(Records from a collection)
-------------------------

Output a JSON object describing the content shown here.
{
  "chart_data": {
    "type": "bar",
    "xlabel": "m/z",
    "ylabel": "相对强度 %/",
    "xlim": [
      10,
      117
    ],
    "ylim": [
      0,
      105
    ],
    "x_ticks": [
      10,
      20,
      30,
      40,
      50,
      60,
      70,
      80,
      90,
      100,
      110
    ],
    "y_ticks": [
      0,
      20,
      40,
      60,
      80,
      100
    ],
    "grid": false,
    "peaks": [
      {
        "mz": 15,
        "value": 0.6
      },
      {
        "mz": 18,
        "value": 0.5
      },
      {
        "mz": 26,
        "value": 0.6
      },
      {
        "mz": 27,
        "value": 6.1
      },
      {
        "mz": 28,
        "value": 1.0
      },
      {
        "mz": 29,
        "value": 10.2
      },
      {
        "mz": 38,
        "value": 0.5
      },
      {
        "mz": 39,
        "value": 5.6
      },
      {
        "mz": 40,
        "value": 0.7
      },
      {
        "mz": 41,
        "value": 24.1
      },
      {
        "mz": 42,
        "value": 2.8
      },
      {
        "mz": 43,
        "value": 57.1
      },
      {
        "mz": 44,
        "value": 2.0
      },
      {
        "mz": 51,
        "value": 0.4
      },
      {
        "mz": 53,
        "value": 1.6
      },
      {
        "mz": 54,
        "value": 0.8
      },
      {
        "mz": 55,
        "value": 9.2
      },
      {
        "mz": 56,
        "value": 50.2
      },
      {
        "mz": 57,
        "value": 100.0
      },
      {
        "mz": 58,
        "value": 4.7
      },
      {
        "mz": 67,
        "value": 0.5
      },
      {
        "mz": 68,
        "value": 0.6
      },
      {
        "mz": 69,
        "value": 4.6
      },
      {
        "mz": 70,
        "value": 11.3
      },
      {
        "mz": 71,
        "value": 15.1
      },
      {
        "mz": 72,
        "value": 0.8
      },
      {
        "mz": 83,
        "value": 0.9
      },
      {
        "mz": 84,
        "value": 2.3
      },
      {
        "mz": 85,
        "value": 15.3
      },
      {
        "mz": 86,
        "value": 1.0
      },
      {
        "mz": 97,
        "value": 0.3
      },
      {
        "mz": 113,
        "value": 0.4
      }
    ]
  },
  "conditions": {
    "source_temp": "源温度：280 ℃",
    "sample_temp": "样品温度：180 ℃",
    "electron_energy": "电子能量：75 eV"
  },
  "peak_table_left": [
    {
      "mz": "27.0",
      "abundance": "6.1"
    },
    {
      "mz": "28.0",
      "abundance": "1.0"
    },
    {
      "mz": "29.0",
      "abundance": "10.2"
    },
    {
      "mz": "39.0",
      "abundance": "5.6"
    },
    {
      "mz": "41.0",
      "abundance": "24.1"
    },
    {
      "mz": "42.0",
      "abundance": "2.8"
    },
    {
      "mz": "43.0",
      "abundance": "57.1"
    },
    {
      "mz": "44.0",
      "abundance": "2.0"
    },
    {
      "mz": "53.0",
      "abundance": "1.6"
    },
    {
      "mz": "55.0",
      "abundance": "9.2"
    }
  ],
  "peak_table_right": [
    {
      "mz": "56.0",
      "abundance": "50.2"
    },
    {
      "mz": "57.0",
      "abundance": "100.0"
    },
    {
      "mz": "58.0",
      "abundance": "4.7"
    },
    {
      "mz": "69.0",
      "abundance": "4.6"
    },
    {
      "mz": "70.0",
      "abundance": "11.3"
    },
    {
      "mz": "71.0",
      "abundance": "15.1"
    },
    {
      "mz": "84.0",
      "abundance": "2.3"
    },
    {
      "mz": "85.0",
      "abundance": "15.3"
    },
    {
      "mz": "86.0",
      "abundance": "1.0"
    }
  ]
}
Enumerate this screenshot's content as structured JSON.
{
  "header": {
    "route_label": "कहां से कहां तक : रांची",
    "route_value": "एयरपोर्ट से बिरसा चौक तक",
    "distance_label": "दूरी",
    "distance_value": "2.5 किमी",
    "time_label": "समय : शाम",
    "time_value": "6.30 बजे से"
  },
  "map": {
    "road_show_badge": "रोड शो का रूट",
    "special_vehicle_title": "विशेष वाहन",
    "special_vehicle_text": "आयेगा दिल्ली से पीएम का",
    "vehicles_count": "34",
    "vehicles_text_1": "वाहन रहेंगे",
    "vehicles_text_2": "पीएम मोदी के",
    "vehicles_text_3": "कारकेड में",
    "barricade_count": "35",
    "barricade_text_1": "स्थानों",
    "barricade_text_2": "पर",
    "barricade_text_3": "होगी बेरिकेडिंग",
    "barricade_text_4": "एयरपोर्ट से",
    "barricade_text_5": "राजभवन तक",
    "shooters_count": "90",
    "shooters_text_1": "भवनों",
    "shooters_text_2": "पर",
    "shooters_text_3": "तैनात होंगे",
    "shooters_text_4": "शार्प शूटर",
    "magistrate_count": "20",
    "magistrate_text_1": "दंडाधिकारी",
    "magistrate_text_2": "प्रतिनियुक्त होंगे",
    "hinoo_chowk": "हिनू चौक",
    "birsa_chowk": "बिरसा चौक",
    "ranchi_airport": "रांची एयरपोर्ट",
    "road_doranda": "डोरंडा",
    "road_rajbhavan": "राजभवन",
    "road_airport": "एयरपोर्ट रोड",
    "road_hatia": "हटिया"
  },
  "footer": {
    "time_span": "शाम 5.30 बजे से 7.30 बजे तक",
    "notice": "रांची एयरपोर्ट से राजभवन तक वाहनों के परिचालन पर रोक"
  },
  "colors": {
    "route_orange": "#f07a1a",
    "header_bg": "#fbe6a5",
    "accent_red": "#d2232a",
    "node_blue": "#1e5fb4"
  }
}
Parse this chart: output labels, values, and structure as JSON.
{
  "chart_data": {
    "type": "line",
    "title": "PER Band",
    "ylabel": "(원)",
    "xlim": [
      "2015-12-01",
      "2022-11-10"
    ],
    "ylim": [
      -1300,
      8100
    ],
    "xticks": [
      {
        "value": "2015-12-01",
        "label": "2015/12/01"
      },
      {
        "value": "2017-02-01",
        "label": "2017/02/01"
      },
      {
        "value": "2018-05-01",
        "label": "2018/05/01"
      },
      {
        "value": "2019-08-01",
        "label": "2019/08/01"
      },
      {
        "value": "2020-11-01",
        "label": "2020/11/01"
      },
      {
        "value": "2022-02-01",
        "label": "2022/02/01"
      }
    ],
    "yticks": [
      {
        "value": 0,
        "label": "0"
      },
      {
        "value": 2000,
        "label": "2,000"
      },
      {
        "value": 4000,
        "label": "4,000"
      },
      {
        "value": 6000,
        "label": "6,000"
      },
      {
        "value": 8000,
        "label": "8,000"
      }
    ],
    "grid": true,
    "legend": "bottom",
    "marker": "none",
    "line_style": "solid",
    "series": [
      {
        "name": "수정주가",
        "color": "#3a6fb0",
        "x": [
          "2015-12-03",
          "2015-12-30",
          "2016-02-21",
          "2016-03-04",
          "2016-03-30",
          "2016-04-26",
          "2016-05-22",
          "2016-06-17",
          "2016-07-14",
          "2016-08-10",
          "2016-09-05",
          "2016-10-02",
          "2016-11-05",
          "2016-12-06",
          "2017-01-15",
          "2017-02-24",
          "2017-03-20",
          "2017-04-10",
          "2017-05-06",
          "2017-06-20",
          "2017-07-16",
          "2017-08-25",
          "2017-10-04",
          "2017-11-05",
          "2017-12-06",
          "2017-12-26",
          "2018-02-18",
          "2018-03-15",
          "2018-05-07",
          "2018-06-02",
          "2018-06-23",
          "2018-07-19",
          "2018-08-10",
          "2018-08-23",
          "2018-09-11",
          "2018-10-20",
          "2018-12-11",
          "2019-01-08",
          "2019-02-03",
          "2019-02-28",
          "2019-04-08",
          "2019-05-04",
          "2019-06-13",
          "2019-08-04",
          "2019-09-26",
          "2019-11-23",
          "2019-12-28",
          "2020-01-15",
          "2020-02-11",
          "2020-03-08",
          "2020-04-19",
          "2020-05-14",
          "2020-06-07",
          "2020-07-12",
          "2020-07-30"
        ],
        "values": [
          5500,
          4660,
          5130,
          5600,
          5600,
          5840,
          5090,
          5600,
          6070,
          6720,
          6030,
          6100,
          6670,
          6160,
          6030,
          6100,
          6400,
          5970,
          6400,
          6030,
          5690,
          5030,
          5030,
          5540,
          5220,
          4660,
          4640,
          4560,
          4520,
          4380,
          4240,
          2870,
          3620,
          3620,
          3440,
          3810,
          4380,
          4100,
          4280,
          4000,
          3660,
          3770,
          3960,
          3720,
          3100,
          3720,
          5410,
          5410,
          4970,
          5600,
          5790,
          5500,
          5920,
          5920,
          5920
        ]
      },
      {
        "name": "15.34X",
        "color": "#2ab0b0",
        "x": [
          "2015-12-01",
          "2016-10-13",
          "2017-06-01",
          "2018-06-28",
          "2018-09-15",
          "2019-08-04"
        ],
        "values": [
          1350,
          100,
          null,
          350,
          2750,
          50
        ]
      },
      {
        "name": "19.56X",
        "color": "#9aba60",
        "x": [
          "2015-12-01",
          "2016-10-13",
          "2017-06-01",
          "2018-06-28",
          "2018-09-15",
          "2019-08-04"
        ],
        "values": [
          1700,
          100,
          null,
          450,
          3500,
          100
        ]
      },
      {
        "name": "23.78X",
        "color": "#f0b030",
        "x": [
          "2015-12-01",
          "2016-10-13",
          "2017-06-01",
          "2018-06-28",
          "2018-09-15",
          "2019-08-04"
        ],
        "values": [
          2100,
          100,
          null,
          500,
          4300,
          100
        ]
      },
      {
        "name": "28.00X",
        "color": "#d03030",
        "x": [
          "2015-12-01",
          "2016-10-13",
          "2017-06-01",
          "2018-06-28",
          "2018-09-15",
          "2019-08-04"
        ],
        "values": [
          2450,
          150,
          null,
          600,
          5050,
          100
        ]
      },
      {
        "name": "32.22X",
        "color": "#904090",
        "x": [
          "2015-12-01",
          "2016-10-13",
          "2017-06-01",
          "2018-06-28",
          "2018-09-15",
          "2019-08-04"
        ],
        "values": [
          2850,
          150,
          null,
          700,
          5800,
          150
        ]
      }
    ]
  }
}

-------------------------

WHAT THE TASK ASKS → Pick out the lines containing the string "content" and show them.

RESULT →
Output a JSON object describing the content shown here.
Enumerate this screenshot's content as structured JSON.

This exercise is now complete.